Copy every line of the data exactly, leaving nothing out.

Given data >>
================================
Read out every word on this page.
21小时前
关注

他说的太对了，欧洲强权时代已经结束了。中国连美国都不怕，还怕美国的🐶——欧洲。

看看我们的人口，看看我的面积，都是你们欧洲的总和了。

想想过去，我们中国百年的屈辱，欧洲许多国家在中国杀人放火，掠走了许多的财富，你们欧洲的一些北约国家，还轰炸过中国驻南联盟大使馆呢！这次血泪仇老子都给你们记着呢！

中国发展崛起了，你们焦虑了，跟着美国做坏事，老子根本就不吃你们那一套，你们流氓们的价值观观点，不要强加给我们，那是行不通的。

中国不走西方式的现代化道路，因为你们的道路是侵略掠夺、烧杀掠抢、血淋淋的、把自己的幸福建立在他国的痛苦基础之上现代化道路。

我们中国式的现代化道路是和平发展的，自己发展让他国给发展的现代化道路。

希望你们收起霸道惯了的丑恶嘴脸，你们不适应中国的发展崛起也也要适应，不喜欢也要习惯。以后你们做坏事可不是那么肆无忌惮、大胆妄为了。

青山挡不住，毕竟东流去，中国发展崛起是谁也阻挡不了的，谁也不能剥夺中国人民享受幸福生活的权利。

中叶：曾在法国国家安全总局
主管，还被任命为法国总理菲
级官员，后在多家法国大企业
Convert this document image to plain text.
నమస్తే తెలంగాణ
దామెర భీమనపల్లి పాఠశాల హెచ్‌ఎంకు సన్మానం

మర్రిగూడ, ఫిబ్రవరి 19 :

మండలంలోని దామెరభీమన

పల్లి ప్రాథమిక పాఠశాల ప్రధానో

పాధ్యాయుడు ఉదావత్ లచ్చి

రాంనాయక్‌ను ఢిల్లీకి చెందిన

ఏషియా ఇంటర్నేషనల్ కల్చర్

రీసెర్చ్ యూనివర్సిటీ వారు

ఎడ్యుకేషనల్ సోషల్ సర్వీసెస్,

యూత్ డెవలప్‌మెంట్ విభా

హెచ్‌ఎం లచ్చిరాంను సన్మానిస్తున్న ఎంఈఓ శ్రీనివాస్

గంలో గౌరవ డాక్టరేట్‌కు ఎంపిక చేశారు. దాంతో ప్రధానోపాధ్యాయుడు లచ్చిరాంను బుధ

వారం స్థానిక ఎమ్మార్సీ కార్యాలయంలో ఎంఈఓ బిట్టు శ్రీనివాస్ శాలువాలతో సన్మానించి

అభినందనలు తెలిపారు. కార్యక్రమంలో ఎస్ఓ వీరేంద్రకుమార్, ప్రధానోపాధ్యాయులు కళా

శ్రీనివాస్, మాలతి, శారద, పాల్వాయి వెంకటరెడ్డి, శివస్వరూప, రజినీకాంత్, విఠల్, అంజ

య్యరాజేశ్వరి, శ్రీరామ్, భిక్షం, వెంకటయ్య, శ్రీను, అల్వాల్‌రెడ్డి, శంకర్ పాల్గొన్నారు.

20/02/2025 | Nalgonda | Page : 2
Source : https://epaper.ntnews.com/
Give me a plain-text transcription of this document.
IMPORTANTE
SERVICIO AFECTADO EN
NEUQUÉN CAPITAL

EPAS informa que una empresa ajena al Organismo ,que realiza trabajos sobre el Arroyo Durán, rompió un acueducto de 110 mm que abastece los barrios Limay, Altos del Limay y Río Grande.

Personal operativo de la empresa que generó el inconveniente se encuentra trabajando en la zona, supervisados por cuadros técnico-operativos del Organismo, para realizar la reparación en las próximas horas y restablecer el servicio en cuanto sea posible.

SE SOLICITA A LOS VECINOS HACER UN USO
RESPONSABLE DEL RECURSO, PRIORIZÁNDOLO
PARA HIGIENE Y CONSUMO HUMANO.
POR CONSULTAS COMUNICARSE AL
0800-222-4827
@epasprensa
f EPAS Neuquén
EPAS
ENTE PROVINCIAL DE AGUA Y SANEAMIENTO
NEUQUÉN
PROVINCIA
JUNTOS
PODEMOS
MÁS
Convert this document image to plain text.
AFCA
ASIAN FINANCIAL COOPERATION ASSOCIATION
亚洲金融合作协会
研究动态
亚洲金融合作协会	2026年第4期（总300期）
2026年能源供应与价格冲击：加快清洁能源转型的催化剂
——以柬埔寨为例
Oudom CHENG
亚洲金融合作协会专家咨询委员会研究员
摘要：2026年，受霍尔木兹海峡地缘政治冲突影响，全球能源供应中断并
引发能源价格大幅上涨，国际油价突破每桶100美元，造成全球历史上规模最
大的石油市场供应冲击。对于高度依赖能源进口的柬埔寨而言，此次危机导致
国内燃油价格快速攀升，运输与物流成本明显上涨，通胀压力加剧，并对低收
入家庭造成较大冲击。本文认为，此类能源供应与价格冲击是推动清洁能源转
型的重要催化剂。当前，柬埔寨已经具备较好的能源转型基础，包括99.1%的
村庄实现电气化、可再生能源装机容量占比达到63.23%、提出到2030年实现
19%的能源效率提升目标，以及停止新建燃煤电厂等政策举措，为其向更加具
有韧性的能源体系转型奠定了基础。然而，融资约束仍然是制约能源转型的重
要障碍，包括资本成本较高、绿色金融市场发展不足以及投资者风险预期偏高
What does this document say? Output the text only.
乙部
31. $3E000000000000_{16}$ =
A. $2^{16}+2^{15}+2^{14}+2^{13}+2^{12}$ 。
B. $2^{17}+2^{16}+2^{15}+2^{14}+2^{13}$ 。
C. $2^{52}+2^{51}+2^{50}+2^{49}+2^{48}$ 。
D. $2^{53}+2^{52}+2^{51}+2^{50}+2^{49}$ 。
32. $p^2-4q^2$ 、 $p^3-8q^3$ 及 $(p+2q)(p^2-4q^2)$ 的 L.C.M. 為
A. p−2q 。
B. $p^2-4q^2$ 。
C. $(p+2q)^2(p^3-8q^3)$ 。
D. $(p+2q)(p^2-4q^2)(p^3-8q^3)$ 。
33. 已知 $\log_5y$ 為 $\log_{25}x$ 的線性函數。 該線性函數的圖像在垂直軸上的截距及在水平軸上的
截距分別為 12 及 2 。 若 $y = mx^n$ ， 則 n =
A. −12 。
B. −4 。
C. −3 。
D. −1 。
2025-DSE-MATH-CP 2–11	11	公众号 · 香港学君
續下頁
================================
Answer to this problem >>
Read out every word on this page.
21小时前
关注

他说的太对了，欧洲强权时代已经结束了。中国连美国都不怕，还怕美国的🐶——欧洲。

看看我们的人口，看看我的面积，都是你们欧洲的总和了。

想想过去，我们中国百年的屈辱，欧洲许多国家在中国杀人放火，掠走了许多的财富，你们欧洲的一些北约国家，还轰炸过中国驻南联盟大使馆呢！这次血泪仇老子都给你们记着呢！

中国发展崛起了，你们焦虑了，跟着美国做坏事，老子根本就不吃你们那一套，你们流氓们的价值观观点，不要强加给我们，那是行不通的。

中国不走西方式的现代化道路，因为你们的道路是侵略掠夺、烧杀掠抢、血淋淋的、把自己的幸福建立在他国的痛苦基础之上现代化道路。

我们中国式的现代化道路是和平发展的，自己发展让他国给发展的现代化道路。

希望你们收起霸道惯了的丑恶嘴脸，你们不适应中国的发展崛起也也要适应，不喜欢也要习惯。以后你们做坏事可不是那么肆无忌惮、大胆妄为了。

青山挡不住，毕竟东流去，中国发展崛起是谁也阻挡不了的，谁也不能剥夺中国人民享受幸福生活的权利。

中叶：曾在法国国家安全总局
主管，还被任命为法国总理菲
级官员，后在多家法国大企业
Convert this document image to plain text.
నమస్తే తెలంగాణ
దామెర భీమనపల్లి పాఠశాల హెచ్‌ఎంకు సన్మానం

మర్రిగూడ, ఫిబ్రవరి 19 :

మండలంలోని దామెరభీమన

పల్లి ప్రాథమిక పాఠశాల ప్రధానో

పాధ్యాయుడు ఉదావత్ లచ్చి

రాంనాయక్‌ను ఢిల్లీకి చెందిన

ఏషియా ఇంటర్నేషనల్ కల్చర్

రీసెర్చ్ యూనివర్సిటీ వారు

ఎడ్యుకేషనల్ సోషల్ సర్వీసెస్,

యూత్ డెవలప్‌మెంట్ విభా

హెచ్‌ఎం లచ్చిరాంను సన్మానిస్తున్న ఎంఈఓ శ్రీనివాస్

గంలో గౌరవ డాక్టరేట్‌కు ఎంపిక చేశారు. దాంతో ప్రధానోపాధ్యాయుడు లచ్చిరాంను బుధ

వారం స్థానిక ఎమ్మార్సీ కార్యాలయంలో ఎంఈఓ బిట్టు శ్రీనివాస్ శాలువాలతో సన్మానించి

అభినందనలు తెలిపారు. కార్యక్రమంలో ఎస్ఓ వీరేంద్రకుమార్, ప్రధానోపాధ్యాయులు కళా

శ్రీనివాస్, మాలతి, శారద, పాల్వాయి వెంకటరెడ్డి, శివస్వరూప, రజినీకాంత్, విఠల్, అంజ

య్యరాజేశ్వరి, శ్రీరామ్, భిక్షం, వెంకటయ్య, శ్రీను, అల్వాల్‌రెడ్డి, శంకర్ పాల్గొన్నారు.

20/02/2025 | Nalgonda | Page : 2
Source : https://epaper.ntnews.com/
Give me a plain-text transcription of this document.
IMPORTANTE
SERVICIO AFECTADO EN
NEUQUÉN CAPITAL

EPAS informa que una empresa ajena al Organismo ,que realiza trabajos sobre el Arroyo Durán, rompió un acueducto de 110 mm que abastece los barrios Limay, Altos del Limay y Río Grande.

Personal operativo de la empresa que generó el inconveniente se encuentra trabajando en la zona, supervisados por cuadros técnico-operativos del Organismo, para realizar la reparación en las próximas horas y restablecer el servicio en cuanto sea posible.

SE SOLICITA A LOS VECINOS HACER UN USO
RESPONSABLE DEL RECURSO, PRIORIZÁNDOLO
PARA HIGIENE Y CONSUMO HUMANO.
POR CONSULTAS COMUNICARSE AL
0800-222-4827
@epasprensa
f EPAS Neuquén
EPAS
ENTE PROVINCIAL DE AGUA Y SANEAMIENTO
NEUQUÉN
PROVINCIA
JUNTOS
PODEMOS
MÁS
Convert this document image to plain text.
AFCA
ASIAN FINANCIAL COOPERATION ASSOCIATION
亚洲金融合作协会
研究动态
亚洲金融合作协会	2026年第4期（总300期）
2026年能源供应与价格冲击：加快清洁能源转型的催化剂
——以柬埔寨为例
Oudom CHENG
亚洲金融合作协会专家咨询委员会研究员
摘要：2026年，受霍尔木兹海峡地缘政治冲突影响，全球能源供应中断并
引发能源价格大幅上涨，国际油价突破每桶100美元，造成全球历史上规模最
大的石油市场供应冲击。对于高度依赖能源进口的柬埔寨而言，此次危机导致
国内燃油价格快速攀升，运输与物流成本明显上涨，通胀压力加剧，并对低收
入家庭造成较大冲击。本文认为，此类能源供应与价格冲击是推动清洁能源转
型的重要催化剂。当前，柬埔寨已经具备较好的能源转型基础，包括99.1%的
村庄实现电气化、可再生能源装机容量占比达到63.23%、提出到2030年实现
19%的能源效率提升目标，以及停止新建燃煤电厂等政策举措，为其向更加具
有韧性的能源体系转型奠定了基础。然而，融资约束仍然是制约能源转型的重
要障碍，包括资本成本较高、绿色金融市场发展不足以及投资者风险预期偏高
What does this document say? Output the text only.
乙部
31. $3E000000000000_{16}$ =
A. $2^{16}+2^{15}+2^{14}+2^{13}+2^{12}$ 。
B. $2^{17}+2^{16}+2^{15}+2^{14}+2^{13}$ 。
C. $2^{52}+2^{51}+2^{50}+2^{49}+2^{48}$ 。
D. $2^{53}+2^{52}+2^{51}+2^{50}+2^{49}$ 。
32. $p^2-4q^2$ 、 $p^3-8q^3$ 及 $(p+2q)(p^2-4q^2)$ 的 L.C.M. 為
A. p−2q 。
B. $p^2-4q^2$ 。
C. $(p+2q)^2(p^3-8q^3)$ 。
D. $(p+2q)(p^2-4q^2)(p^3-8q^3)$ 。
33. 已知 $\log_5y$ 為 $\log_{25}x$ 的線性函數。 該線性函數的圖像在垂直軸上的截距及在水平軸上的
截距分別為 12 及 2 。 若 $y = mx^n$ ， 則 n =
A. −12 。
B. −4 。
C. −3 。
D. −1 。
2025-DSE-MATH-CP 2–11	11	公众号 · 香港学君
續下頁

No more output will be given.